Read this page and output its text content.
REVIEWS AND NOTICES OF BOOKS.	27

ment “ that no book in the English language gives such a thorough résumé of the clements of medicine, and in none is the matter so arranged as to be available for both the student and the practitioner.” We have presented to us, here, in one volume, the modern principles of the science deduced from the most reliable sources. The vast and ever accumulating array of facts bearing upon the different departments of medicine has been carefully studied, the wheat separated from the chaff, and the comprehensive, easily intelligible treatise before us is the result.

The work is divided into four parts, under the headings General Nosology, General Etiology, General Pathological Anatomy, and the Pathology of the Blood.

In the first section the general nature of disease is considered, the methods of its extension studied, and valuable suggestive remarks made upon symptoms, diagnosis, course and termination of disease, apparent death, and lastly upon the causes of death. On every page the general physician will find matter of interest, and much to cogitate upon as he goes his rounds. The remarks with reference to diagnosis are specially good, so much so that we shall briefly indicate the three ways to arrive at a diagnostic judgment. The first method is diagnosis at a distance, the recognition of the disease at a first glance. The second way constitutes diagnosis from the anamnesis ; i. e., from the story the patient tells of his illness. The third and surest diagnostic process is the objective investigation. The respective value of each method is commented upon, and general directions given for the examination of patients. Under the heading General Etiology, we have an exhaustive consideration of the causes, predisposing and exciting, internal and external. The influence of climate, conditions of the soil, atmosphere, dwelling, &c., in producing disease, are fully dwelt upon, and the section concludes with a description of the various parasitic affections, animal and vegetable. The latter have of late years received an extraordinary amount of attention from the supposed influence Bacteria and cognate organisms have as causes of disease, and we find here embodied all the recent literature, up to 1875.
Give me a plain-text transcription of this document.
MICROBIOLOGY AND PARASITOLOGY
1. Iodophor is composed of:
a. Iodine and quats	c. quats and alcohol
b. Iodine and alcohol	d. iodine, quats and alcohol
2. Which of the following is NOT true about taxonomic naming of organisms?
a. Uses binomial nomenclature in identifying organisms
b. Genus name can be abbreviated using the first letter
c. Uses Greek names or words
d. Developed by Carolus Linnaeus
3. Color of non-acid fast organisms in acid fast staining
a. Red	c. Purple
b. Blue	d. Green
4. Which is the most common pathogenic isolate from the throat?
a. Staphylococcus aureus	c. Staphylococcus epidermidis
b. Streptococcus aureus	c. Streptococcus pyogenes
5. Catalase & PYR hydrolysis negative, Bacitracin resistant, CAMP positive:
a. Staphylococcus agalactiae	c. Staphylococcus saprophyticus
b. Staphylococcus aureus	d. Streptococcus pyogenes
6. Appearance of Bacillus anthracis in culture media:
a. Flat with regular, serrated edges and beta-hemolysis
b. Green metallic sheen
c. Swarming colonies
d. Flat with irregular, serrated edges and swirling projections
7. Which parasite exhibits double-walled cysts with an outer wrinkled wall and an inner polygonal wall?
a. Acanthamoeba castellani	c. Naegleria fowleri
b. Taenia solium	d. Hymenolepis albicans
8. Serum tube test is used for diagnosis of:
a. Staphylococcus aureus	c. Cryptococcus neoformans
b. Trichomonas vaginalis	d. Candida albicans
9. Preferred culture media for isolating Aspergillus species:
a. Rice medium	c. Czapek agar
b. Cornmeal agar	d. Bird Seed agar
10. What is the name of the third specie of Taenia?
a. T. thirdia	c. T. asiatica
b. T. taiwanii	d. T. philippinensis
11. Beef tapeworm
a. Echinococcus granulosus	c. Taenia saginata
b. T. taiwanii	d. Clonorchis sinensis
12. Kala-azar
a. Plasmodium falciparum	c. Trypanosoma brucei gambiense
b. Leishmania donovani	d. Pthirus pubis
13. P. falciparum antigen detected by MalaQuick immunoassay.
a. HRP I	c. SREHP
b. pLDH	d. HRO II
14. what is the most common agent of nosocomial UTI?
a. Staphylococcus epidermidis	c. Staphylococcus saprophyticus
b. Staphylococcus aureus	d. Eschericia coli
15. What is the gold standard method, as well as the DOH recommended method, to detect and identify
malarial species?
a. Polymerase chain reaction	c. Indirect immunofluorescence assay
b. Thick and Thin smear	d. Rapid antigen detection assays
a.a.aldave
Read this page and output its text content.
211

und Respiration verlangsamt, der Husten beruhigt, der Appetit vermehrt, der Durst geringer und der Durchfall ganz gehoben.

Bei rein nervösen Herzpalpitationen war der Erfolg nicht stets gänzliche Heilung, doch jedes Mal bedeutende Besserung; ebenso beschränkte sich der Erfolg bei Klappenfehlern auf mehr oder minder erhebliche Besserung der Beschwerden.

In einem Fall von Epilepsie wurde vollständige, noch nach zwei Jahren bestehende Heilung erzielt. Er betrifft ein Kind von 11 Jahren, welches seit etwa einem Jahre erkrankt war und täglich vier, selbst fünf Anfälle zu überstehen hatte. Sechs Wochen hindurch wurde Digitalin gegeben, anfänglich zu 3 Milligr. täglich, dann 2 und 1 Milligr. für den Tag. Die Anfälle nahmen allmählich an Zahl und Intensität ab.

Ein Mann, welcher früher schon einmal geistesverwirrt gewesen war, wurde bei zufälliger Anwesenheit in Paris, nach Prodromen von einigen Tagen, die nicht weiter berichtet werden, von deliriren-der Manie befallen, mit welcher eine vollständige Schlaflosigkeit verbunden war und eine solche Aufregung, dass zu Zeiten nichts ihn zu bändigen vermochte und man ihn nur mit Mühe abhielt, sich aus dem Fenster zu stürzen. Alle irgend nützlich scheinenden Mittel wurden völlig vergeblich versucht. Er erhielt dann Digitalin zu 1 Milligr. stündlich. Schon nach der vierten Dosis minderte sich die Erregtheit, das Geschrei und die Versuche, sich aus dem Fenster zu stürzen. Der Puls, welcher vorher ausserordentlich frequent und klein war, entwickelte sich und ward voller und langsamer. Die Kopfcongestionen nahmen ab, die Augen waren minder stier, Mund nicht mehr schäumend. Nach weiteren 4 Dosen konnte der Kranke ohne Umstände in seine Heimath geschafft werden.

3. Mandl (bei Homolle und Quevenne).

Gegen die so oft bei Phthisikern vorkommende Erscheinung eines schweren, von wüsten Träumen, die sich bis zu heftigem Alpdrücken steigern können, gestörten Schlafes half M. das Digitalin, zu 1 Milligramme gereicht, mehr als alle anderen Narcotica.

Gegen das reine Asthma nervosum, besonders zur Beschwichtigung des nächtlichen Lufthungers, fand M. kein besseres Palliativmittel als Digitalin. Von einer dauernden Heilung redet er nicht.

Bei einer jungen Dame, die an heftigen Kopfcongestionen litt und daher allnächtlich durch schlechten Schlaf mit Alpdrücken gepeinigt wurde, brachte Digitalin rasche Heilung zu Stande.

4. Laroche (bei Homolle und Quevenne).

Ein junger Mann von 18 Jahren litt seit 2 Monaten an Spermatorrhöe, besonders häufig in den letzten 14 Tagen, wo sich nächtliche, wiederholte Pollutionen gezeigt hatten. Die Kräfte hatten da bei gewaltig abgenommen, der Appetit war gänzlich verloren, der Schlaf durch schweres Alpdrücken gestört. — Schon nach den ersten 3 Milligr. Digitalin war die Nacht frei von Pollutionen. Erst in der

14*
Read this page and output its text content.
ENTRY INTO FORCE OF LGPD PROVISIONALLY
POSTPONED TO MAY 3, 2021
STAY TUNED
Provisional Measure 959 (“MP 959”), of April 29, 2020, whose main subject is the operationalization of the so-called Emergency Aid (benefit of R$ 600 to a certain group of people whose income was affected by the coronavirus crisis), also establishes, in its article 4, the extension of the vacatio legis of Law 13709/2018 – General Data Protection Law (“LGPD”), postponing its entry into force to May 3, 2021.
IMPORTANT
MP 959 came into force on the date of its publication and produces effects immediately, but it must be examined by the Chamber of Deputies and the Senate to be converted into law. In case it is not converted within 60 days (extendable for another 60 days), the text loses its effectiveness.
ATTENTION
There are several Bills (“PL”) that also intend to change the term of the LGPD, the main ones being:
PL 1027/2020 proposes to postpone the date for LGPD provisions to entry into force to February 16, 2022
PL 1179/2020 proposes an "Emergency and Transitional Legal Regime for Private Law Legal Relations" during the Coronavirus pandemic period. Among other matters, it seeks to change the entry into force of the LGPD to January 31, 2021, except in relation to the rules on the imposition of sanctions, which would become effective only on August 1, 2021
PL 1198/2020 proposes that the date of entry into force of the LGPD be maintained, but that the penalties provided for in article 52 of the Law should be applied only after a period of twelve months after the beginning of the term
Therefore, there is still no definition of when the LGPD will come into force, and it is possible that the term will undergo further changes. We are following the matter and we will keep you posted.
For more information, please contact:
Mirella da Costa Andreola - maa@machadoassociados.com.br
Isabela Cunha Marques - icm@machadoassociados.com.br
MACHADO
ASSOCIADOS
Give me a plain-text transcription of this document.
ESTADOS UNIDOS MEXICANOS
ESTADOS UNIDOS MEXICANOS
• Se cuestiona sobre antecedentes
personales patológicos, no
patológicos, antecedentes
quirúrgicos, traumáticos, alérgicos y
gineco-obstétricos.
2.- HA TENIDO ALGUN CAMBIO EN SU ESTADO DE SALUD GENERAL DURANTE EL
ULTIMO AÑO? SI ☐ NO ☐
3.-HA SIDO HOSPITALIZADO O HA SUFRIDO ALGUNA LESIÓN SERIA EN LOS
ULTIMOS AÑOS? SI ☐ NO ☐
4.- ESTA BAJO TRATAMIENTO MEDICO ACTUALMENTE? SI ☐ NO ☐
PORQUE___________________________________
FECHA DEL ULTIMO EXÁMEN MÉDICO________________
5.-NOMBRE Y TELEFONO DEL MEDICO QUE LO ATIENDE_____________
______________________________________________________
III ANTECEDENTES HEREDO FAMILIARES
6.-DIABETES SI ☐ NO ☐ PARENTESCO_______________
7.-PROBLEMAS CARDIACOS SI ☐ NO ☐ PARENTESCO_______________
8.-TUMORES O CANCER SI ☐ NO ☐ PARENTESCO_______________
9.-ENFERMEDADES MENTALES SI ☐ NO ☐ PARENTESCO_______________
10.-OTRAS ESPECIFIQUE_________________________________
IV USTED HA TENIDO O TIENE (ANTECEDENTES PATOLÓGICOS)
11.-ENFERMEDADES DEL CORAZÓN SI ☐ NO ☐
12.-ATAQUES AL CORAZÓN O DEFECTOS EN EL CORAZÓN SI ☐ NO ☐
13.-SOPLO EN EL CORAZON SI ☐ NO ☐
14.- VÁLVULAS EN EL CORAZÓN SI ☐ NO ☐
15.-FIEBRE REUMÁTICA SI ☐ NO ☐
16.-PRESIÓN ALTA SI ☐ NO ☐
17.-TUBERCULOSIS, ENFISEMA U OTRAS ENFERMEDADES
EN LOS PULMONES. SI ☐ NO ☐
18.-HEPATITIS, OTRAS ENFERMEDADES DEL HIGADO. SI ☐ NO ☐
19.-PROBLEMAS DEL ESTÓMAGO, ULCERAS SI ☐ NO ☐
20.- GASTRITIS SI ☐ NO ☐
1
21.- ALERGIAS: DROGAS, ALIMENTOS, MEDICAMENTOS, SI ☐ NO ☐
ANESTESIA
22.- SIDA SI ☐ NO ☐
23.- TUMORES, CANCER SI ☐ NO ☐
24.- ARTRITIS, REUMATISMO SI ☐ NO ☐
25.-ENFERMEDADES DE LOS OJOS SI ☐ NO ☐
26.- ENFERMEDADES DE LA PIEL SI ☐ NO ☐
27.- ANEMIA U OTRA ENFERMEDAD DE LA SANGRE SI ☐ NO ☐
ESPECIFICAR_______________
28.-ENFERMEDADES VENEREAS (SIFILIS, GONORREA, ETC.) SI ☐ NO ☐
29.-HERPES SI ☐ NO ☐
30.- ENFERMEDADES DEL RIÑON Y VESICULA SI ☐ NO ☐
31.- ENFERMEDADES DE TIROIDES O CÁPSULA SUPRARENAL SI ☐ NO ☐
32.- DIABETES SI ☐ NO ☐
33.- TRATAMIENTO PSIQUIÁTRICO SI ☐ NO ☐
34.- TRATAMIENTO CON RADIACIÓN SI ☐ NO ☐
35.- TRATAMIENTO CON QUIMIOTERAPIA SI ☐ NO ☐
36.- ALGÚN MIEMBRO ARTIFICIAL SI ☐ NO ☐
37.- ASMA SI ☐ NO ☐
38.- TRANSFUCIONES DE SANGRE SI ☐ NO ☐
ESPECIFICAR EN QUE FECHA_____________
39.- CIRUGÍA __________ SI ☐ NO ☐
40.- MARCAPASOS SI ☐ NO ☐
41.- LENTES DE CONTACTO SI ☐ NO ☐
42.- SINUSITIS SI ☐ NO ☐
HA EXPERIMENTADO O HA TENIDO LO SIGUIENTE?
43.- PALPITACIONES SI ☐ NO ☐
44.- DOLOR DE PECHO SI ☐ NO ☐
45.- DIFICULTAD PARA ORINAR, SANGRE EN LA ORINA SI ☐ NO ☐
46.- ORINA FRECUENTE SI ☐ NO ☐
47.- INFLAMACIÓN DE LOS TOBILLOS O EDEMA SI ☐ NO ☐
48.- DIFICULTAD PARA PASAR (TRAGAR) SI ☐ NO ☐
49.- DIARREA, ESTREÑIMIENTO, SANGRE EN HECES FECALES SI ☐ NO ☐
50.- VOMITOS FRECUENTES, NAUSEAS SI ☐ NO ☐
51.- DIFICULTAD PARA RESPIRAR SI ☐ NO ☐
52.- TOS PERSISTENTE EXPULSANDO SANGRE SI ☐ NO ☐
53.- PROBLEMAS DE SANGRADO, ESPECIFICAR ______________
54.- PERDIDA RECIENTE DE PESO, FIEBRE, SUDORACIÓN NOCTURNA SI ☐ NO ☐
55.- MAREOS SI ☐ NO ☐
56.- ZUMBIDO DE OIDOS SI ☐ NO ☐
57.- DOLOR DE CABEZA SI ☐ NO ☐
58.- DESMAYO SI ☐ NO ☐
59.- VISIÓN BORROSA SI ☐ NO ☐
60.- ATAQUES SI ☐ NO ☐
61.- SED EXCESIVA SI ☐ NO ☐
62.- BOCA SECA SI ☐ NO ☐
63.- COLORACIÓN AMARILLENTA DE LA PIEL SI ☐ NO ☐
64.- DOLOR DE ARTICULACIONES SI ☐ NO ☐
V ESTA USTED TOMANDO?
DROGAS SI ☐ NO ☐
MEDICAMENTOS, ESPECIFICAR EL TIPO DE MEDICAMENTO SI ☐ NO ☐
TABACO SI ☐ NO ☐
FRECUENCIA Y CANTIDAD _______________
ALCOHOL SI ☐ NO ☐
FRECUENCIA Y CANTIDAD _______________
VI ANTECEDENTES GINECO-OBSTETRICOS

# # # #

TASK ITEM: Wherever a line in the data above holds "species", copy that line.

RESULT OF THIS EXERCISE:
9. Preferred culture media for isolating Aspergillus species:
malarial species?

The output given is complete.